[START]

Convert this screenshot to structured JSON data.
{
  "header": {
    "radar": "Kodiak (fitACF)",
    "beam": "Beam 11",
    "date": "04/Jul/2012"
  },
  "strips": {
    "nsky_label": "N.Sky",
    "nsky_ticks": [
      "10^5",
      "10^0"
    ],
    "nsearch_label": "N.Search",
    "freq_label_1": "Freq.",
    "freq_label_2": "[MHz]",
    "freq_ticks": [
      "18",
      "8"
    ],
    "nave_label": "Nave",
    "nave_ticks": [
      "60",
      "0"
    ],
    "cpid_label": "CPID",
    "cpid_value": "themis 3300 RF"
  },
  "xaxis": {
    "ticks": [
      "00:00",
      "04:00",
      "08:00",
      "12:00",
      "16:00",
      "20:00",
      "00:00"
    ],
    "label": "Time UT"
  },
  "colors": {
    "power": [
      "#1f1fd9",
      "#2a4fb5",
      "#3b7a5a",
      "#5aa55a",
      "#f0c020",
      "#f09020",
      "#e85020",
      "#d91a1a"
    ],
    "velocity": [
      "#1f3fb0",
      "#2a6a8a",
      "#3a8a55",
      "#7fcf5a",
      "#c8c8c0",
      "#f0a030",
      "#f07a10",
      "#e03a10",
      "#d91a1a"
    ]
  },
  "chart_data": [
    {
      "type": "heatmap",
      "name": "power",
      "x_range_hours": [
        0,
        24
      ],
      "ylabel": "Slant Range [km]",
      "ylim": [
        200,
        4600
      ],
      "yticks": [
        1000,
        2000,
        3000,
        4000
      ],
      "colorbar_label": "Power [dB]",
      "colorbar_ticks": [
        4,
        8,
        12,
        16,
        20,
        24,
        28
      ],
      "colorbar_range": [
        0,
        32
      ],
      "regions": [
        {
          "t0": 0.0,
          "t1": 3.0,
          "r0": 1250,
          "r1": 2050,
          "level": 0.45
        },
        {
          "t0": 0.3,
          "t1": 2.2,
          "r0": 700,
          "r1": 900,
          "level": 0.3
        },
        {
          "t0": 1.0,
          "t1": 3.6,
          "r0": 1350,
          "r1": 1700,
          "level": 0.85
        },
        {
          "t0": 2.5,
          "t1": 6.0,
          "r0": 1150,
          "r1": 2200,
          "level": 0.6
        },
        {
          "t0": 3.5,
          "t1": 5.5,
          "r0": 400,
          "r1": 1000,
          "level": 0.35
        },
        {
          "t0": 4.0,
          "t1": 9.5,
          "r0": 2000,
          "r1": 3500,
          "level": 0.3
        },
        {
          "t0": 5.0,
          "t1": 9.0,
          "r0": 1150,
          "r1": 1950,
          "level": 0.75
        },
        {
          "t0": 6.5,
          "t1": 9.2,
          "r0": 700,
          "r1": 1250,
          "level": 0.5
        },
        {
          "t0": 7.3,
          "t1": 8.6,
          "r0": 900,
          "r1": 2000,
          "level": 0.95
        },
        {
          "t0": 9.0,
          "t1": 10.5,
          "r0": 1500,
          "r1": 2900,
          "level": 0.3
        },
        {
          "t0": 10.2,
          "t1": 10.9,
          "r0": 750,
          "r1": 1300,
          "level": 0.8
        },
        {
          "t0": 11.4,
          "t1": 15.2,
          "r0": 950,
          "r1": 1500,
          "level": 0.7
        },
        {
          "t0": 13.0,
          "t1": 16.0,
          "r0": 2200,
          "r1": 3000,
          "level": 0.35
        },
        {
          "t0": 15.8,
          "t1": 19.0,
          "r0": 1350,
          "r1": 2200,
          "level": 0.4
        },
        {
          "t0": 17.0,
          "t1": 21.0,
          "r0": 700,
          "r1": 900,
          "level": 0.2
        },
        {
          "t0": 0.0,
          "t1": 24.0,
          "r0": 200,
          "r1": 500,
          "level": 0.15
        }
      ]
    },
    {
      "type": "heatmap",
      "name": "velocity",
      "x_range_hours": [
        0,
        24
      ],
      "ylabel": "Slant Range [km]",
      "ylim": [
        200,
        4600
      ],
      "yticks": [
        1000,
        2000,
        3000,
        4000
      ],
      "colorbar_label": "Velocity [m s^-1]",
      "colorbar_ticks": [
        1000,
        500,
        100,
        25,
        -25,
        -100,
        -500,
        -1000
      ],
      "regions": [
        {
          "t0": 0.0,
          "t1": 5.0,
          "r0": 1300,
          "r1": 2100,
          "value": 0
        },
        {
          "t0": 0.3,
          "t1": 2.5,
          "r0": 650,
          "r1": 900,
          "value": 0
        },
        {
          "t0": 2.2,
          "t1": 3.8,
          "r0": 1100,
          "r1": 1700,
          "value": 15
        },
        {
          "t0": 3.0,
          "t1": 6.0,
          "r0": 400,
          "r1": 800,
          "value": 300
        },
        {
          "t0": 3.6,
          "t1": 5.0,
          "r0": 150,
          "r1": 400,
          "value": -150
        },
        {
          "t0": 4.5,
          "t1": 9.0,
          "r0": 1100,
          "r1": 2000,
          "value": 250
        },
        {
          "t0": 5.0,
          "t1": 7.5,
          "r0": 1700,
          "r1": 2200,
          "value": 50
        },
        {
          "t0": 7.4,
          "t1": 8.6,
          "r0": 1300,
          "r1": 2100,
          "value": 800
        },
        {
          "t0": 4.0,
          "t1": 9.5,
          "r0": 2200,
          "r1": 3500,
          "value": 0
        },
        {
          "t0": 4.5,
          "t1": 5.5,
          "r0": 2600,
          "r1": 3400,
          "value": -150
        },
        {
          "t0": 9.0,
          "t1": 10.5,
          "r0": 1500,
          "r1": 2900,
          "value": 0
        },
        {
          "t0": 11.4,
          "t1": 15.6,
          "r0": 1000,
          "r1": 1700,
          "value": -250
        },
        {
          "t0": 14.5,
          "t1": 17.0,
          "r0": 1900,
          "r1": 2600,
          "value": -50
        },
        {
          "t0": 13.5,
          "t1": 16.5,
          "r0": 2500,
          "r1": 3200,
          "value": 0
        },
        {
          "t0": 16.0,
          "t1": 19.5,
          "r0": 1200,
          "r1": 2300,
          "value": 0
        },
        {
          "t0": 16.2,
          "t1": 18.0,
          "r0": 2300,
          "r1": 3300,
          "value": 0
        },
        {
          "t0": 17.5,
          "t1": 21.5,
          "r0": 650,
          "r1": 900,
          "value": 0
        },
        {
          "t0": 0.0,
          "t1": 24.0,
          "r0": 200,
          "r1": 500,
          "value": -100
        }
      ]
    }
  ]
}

[END]

Print every line of the records exactly. Omit nothing.

- **Output below**:
Convert this screenshot to structured JSON data.
{
  "header": {
    "radar": "Kodiak (fitACF)",
    "beam": "Beam 11",
    "date": "04/Jul/2012"
  },
  "strips": {
    "nsky_label": "N.Sky",
    "nsky_ticks": [
      "10^5",
      "10^0"
    ],
    "nsearch_label": "N.Search",
    "freq_label_1": "Freq.",
    "freq_label_2": "[MHz]",
    "freq_ticks": [
      "18",
      "8"
    ],
    "nave_label": "Nave",
    "nave_ticks": [
      "60",
      "0"
    ],
    "cpid_label": "CPID",
    "cpid_value": "themis 3300 RF"
  },
  "xaxis": {
    "ticks": [
      "00:00",
      "04:00",
      "08:00",
      "12:00",
      "16:00",
      "20:00",
      "00:00"
    ],
    "label": "Time UT"
  },
  "colors": {
    "power": [
      "#1f1fd9",
      "#2a4fb5",
      "#3b7a5a",
      "#5aa55a",
      "#f0c020",
      "#f09020",
      "#e85020",
      "#d91a1a"
    ],
    "velocity": [
      "#1f3fb0",
      "#2a6a8a",
      "#3a8a55",
      "#7fcf5a",
      "#c8c8c0",
      "#f0a030",
      "#f07a10",
      "#e03a10",
      "#d91a1a"
    ]
  },
  "chart_data": [
    {
      "type": "heatmap",
      "name": "power",
      "x_range_hours": [
        0,
        24
      ],
      "ylabel": "Slant Range [km]",
      "ylim": [
        200,
        4600
      ],
      "yticks": [
        1000,
        2000,
        3000,
        4000
      ],
      "colorbar_label": "Power [dB]",
      "colorbar_ticks": [
        4,
        8,
        12,
        16,
        20,
        24,
        28
      ],
      "colorbar_range": [
        0,
        32
      ],
      "regions": [
        {
          "t0": 0.0,
          "t1": 3.0,
          "r0": 1250,
          "r1": 2050,
          "level": 0.45
        },
        {
          "t0": 0.3,
          "t1": 2.2,
          "r0": 700,
          "r1": 900,
          "level": 0.3
        },
        {
          "t0": 1.0,
          "t1": 3.6,
          "r0": 1350,
          "r1": 1700,
          "level": 0.85
        },
        {
          "t0": 2.5,
          "t1": 6.0,
          "r0": 1150,
          "r1": 2200,
          "level": 0.6
        },
        {
          "t0": 3.5,
          "t1": 5.5,
          "r0": 400,
          "r1": 1000,
          "level": 0.35
        },
        {
          "t0": 4.0,
          "t1": 9.5,
          "r0": 2000,
          "r1": 3500,
          "level": 0.3
        },
        {
          "t0": 5.0,
          "t1": 9.0,
          "r0": 1150,
          "r1": 1950,
          "level": 0.75
        },
        {
          "t0": 6.5,
          "t1": 9.2,
          "r0": 700,
          "r1": 1250,
          "level": 0.5
        },
        {
          "t0": 7.3,
          "t1": 8.6,
          "r0": 900,
          "r1": 2000,
          "level": 0.95
        },
        {
          "t0": 9.0,
          "t1": 10.5,
          "r0": 1500,
          "r1": 2900,
          "level": 0.3
        },
        {
          "t0": 10.2,
          "t1": 10.9,
          "r0": 750,
          "r1": 1300,
          "level": 0.8
        },
        {
          "t0": 11.4,
          "t1": 15.2,
          "r0": 950,
          "r1": 1500,
          "level": 0.7
        },
        {
          "t0": 13.0,
          "t1": 16.0,
          "r0": 2200,
          "r1": 3000,
          "level": 0.35
        },
        {
          "t0": 15.8,
          "t1": 19.0,
          "r0": 1350,
          "r1": 2200,
          "level": 0.4
        },
        {
          "t0": 17.0,
          "t1": 21.0,
          "r0": 700,
          "r1": 900,
          "level": 0.2
        },
        {
          "t0": 0.0,
          "t1": 24.0,
          "r0": 200,
          "r1": 500,
          "level": 0.15
        }
      ]
    },
    {
      "type": "heatmap",
      "name": "velocity",
      "x_range_hours": [
        0,
        24
      ],
      "ylabel": "Slant Range [km]",
      "ylim": [
        200,
        4600
      ],
      "yticks": [
        1000,
        2000,
        3000,
        4000
      ],
      "colorbar_label": "Velocity [m s^-1]",
      "colorbar_ticks": [
        1000,
        500,
        100,
        25,
        -25,
        -100,
        -500,
        -1000
      ],
      "regions": [
        {
          "t0": 0.0,
          "t1": 5.0,
          "r0": 1300,
          "r1": 2100,
          "value": 0
        },
        {
          "t0": 0.3,
          "t1": 2.5,
          "r0": 650,
          "r1": 900,
          "value": 0
        },
        {
          "t0": 2.2,
          "t1": 3.8,
          "r0": 1100,
          "r1": 1700,
          "value": 15
        },
        {
          "t0": 3.0,
          "t1": 6.0,
          "r0": 400,
          "r1": 800,
          "value": 300
        },
        {
          "t0": 3.6,
          "t1": 5.0,
          "r0": 150,
          "r1": 400,
          "value": -150
        },
        {
          "t0": 4.5,
          "t1": 9.0,
          "r0": 1100,
          "r1": 2000,
          "value": 250
        },
        {
          "t0": 5.0,
          "t1": 7.5,
          "r0": 1700,
          "r1": 2200,
          "value": 50
        },
        {
          "t0": 7.4,
          "t1": 8.6,
          "r0": 1300,
          "r1": 2100,
          "value": 800
        },
        {
          "t0": 4.0,
          "t1": 9.5,
          "r0": 2200,
          "r1": 3500,
          "value": 0
        },
        {
          "t0": 4.5,
          "t1": 5.5,
          "r0": 2600,
          "r1": 3400,
          "value": -150
        },
        {
          "t0": 9.0,
          "t1": 10.5,
          "r0": 1500,
          "r1": 2900,
          "value": 0
        },
        {
          "t0": 11.4,
          "t1": 15.6,
          "r0": 1000,
          "r1": 1700,
          "value": -250
        },
        {
          "t0": 14.5,
          "t1": 17.0,
          "r0": 1900,
          "r1": 2600,
          "value": -50
        },
        {
          "t0": 13.5,
          "t1": 16.5,
          "r0": 2500,
          "r1": 3200,
          "value": 0
        },
        {
          "t0": 16.0,
          "t1": 19.5,
          "r0": 1200,
          "r1": 2300,
          "value": 0
        },
        {
          "t0": 16.2,
          "t1": 18.0,
          "r0": 2300,
          "r1": 3300,
          "value": 0
        },
        {
          "t0": 17.5,
          "t1": 21.5,
          "r0": 650,
          "r1": 900,
          "value": 0
        },
        {
          "t0": 0.0,
          "t1": 24.0,
          "r0": 200,
          "r1": 500,
          "value": -100
        }
      ]
    }
  ]
}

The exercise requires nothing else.